_What to do_: Retype each record shown below, leaving every character as it is.

_Extracted records_:

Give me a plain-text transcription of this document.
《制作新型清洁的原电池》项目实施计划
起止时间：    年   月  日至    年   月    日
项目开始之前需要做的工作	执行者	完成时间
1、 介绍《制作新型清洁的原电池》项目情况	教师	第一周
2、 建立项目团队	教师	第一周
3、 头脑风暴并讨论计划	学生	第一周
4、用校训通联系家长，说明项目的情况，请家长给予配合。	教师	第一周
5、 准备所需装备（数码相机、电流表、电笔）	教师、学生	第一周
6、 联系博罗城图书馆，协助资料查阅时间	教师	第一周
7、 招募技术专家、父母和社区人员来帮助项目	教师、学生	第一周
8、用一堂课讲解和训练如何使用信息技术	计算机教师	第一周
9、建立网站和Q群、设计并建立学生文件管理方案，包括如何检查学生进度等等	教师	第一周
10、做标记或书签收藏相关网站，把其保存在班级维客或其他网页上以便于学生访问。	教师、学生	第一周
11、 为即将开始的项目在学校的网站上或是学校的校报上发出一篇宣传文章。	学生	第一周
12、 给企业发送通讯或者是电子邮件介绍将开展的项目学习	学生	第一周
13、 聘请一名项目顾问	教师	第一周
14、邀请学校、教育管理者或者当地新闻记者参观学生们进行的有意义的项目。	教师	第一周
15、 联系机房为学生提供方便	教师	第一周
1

_Output of the task_:
Give me a plain-text transcription of this document.
《制作新型清洁的原电池》项目实施计划
起止时间：    年   月  日至    年   月    日
项目开始之前需要做的工作	执行者	完成时间
1、 介绍《制作新型清洁的原电池》项目情况	教师	第一周
2、 建立项目团队	教师	第一周
3、 头脑风暴并讨论计划	学生	第一周
4、用校训通联系家长，说明项目的情况，请家长给予配合。	教师	第一周
5、 准备所需装备（数码相机、电流表、电笔）	教师、学生	第一周
6、 联系博罗城图书馆，协助资料查阅时间	教师	第一周
7、 招募技术专家、父母和社区人员来帮助项目	教师、学生	第一周
8、用一堂课讲解和训练如何使用信息技术	计算机教师	第一周
9、建立网站和Q群、设计并建立学生文件管理方案，包括如何检查学生进度等等	教师	第一周
10、做标记或书签收藏相关网站，把其保存在班级维客或其他网页上以便于学生访问。	教师、学生	第一周
11、 为即将开始的项目在学校的网站上或是学校的校报上发出一篇宣传文章。	学生	第一周
12、 给企业发送通讯或者是电子邮件介绍将开展的项目学习	学生	第一周
13、 聘请一名项目顾问	教师	第一周
14、邀请学校、教育管理者或者当地新闻记者参观学生们进行的有意义的项目。	教师	第一周
15、 联系机房为学生提供方便	教师	第一周
1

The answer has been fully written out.